Stored entries -
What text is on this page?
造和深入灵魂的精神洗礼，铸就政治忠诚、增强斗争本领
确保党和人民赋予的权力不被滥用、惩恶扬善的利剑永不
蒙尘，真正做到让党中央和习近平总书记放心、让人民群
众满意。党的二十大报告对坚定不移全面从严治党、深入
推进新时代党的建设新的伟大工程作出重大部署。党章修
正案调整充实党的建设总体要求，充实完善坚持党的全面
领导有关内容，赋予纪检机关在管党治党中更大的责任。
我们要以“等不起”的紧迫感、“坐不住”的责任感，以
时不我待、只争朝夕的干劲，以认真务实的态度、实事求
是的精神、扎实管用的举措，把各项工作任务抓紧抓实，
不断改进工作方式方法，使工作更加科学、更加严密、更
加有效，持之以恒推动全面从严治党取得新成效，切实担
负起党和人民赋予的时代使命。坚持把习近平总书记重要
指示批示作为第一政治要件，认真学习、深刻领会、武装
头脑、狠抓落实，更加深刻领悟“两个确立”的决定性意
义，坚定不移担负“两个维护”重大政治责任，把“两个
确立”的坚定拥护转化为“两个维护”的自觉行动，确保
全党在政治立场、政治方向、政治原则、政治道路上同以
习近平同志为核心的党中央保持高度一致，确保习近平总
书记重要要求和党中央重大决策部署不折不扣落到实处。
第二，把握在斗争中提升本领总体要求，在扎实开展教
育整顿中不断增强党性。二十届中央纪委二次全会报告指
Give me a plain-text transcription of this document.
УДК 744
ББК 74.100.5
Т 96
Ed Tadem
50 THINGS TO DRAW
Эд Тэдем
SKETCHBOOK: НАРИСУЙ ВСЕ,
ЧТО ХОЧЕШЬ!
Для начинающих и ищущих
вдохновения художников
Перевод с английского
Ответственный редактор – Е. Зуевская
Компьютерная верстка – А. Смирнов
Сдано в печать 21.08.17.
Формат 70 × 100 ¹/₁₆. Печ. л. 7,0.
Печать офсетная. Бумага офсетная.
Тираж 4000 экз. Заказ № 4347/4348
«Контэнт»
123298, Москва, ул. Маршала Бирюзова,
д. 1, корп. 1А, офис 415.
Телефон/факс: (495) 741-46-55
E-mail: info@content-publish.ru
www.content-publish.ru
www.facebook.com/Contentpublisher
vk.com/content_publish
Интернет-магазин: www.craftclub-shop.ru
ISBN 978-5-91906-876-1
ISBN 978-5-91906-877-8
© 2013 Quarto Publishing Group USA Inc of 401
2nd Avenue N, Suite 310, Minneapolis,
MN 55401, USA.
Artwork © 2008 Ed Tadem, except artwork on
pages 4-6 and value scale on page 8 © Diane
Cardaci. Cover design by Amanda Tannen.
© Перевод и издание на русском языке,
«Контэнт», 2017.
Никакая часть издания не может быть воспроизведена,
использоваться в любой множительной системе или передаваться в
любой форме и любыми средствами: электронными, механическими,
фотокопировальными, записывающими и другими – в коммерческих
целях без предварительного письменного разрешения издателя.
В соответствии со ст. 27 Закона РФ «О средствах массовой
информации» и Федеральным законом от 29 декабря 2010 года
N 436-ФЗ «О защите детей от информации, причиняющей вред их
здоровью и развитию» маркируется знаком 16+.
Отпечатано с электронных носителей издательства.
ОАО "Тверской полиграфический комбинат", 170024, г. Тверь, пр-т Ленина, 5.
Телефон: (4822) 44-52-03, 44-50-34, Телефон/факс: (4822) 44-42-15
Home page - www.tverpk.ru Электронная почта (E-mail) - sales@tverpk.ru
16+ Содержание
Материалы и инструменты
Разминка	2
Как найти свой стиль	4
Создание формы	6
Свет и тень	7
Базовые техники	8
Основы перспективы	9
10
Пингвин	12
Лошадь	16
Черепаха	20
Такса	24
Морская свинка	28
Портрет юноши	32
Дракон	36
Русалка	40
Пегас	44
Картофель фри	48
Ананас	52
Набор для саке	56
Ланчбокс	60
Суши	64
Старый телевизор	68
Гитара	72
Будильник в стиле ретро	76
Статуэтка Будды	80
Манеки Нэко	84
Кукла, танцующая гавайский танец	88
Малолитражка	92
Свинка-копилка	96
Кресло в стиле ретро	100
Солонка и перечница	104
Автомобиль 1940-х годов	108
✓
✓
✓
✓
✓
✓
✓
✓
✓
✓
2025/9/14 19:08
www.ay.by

WRITTEN PROBLEM -
Using the data above, repeat every line exactly.

SOLUTION FOR THIS PROBLEM -
What text is on this page?
造和深入灵魂的精神洗礼，铸就政治忠诚、增强斗争本领
确保党和人民赋予的权力不被滥用、惩恶扬善的利剑永不
蒙尘，真正做到让党中央和习近平总书记放心、让人民群
众满意。党的二十大报告对坚定不移全面从严治党、深入
推进新时代党的建设新的伟大工程作出重大部署。党章修
正案调整充实党的建设总体要求，充实完善坚持党的全面
领导有关内容，赋予纪检机关在管党治党中更大的责任。
我们要以“等不起”的紧迫感、“坐不住”的责任感，以
时不我待、只争朝夕的干劲，以认真务实的态度、实事求
是的精神、扎实管用的举措，把各项工作任务抓紧抓实，
不断改进工作方式方法，使工作更加科学、更加严密、更
加有效，持之以恒推动全面从严治党取得新成效，切实担
负起党和人民赋予的时代使命。坚持把习近平总书记重要
指示批示作为第一政治要件，认真学习、深刻领会、武装
头脑、狠抓落实，更加深刻领悟“两个确立”的决定性意
义，坚定不移担负“两个维护”重大政治责任，把“两个
确立”的坚定拥护转化为“两个维护”的自觉行动，确保
全党在政治立场、政治方向、政治原则、政治道路上同以
习近平同志为核心的党中央保持高度一致，确保习近平总
书记重要要求和党中央重大决策部署不折不扣落到实处。
第二，把握在斗争中提升本领总体要求，在扎实开展教
育整顿中不断增强党性。二十届中央纪委二次全会报告指
Give me a plain-text transcription of this document.
УДК 744
ББК 74.100.5
Т 96
Ed Tadem
50 THINGS TO DRAW
Эд Тэдем
SKETCHBOOK: НАРИСУЙ ВСЕ,
ЧТО ХОЧЕШЬ!
Для начинающих и ищущих
вдохновения художников
Перевод с английского
Ответственный редактор – Е. Зуевская
Компьютерная верстка – А. Смирнов
Сдано в печать 21.08.17.
Формат 70 × 100 ¹/₁₆. Печ. л. 7,0.
Печать офсетная. Бумага офсетная.
Тираж 4000 экз. Заказ № 4347/4348
«Контэнт»
123298, Москва, ул. Маршала Бирюзова,
д. 1, корп. 1А, офис 415.
Телефон/факс: (495) 741-46-55
E-mail: info@content-publish.ru
www.content-publish.ru
www.facebook.com/Contentpublisher
vk.com/content_publish
Интернет-магазин: www.craftclub-shop.ru
ISBN 978-5-91906-876-1
ISBN 978-5-91906-877-8
© 2013 Quarto Publishing Group USA Inc of 401
2nd Avenue N, Suite 310, Minneapolis,
MN 55401, USA.
Artwork © 2008 Ed Tadem, except artwork on
pages 4-6 and value scale on page 8 © Diane
Cardaci. Cover design by Amanda Tannen.
© Перевод и издание на русском языке,
«Контэнт», 2017.
Никакая часть издания не может быть воспроизведена,
использоваться в любой множительной системе или передаваться в
любой форме и любыми средствами: электронными, механическими,
фотокопировальными, записывающими и другими – в коммерческих
целях без предварительного письменного разрешения издателя.
В соответствии со ст. 27 Закона РФ «О средствах массовой
информации» и Федеральным законом от 29 декабря 2010 года
N 436-ФЗ «О защите детей от информации, причиняющей вред их
здоровью и развитию» маркируется знаком 16+.
Отпечатано с электронных носителей издательства.
ОАО "Тверской полиграфический комбинат", 170024, г. Тверь, пр-т Ленина, 5.
Телефон: (4822) 44-52-03, 44-50-34, Телефон/факс: (4822) 44-42-15
Home page - www.tverpk.ru Электронная почта (E-mail) - sales@tverpk.ru
16+ Содержание
Материалы и инструменты
Разминка	2
Как найти свой стиль	4
Создание формы	6
Свет и тень	7
Базовые техники	8
Основы перспективы	9
10
Пингвин	12
Лошадь	16
Черепаха	20
Такса	24
Морская свинка	28
Портрет юноши	32
Дракон	36
Русалка	40
Пегас	44
Картофель фри	48
Ананас	52
Набор для саке	56
Ланчбокс	60
Суши	64
Старый телевизор	68
Гитара	72
Будильник в стиле ретро	76
Статуэтка Будды	80
Манеки Нэко	84
Кукла, танцующая гавайский танец	88
Малолитражка	92
Свинка-копилка	96
Кресло в стиле ретро	100
Солонка и перечница	104
Автомобиль 1940-х годов	108
✓
✓
✓
✓
✓
✓
✓
✓
✓
✓
2025/9/14 19:08
www.ay.by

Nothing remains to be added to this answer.